Install .NET Core on RHEL in under 5 minutes, by Don Schenck.

A lightning talk from Red Hat Summit 2017. Here is the transcription:

[00:11] I have a VM here. Let me just run the .NET command to show you. It's not there, so we're going to install .NET on RHEL. The first thing I'm going to do is become Super User, otherwise I have to type pseudo for every command and that's just a hassle.

[00:33] I'm just going to copy and paste the commands here. The point isn't that I type out every command, the point is that you see it's only a couple of commands to get it installed. The first thing I'll do is get my subscription manager attached to the correct pool of RPMs, that's the packages I pulled down.

[00:49] When you install .NET on RHEL you're getting the package from Red Hat. You're not getting it from Microsoft. We get the source code from Microsoft and then we build it to run on RHEL. Red Hat packages are, I like to say vetted. That is, we test them and make sure they work really well so you're not just pulling down software and hoping it works.

[01:12] Now I'm going to enable the repo. I've attached to it and now I have to enable it. Notice at the end where it says, "RHEL 7 Server..." There's also a work station, and there's also one for an HP [high performance] special computing thing that I'm not really familiar with. The point is you're probably going to use a RHEL server to install .NET.

════════════════

**WRITTEN REQUEST 1:** According to the talk transcript, who supplies the .NET package when it is installed on RHEL?
**WRITTEN REQUEST 2:** Transcribe the talk transcript between "[01:12] Now I'm" and "to install .NET.", inclusive.
The rows that follow aren't needed for anything here.

**RAW RECORDS:**
════════════════

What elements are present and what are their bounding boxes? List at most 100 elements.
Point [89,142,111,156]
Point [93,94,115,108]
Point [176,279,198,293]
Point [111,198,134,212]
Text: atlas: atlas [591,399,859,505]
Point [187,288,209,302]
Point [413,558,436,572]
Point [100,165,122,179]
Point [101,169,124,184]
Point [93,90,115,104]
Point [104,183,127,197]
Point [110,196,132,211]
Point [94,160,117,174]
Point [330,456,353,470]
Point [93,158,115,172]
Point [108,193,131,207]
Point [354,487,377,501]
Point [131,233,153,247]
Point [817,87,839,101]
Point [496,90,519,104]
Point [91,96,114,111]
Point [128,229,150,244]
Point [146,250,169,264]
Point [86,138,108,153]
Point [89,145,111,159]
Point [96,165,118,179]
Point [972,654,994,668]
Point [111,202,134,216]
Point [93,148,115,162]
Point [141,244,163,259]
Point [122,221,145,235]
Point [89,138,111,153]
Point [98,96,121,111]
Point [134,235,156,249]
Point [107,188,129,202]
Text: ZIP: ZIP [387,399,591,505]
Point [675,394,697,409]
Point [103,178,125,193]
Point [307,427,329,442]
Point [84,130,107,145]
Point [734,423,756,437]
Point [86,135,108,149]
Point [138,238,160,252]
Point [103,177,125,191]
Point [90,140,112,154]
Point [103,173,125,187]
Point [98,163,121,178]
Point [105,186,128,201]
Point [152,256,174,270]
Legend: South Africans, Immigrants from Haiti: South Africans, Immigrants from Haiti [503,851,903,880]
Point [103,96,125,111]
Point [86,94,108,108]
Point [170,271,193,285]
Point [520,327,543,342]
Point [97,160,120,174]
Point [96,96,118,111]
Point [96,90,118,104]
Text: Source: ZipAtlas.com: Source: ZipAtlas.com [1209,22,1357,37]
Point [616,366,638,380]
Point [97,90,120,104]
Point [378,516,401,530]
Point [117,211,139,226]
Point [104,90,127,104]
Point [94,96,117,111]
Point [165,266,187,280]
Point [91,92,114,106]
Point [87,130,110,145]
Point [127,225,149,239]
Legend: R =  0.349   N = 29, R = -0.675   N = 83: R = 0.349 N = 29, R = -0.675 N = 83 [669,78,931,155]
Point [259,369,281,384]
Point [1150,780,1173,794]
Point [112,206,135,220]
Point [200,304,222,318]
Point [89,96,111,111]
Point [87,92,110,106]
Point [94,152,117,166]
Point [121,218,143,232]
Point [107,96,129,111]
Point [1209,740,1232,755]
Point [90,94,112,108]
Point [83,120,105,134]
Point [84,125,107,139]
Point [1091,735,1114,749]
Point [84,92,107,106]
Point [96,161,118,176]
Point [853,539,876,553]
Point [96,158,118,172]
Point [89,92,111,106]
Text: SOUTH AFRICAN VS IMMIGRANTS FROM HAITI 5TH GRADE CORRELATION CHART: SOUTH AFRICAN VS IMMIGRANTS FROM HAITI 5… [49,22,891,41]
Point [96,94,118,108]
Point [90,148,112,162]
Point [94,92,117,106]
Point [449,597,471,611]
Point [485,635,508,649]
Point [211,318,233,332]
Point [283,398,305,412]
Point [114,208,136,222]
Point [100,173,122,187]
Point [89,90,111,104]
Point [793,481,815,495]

════════════════

**REPLY 1:** Red Hat supplies it, building it to run on RHEL from source code obtained from Microsoft.

**REPLY 2:**
[01:12] Now I'm going to enable the repo. I've attached to it and now I have to enable it. Notice at the end where it says, "RHEL 7 Server..." There's also a work station, and there's also one for an HP [high performance] special computing thing that I'm not really familiar with. The point is you're probably going to use a RHEL server to install .NET.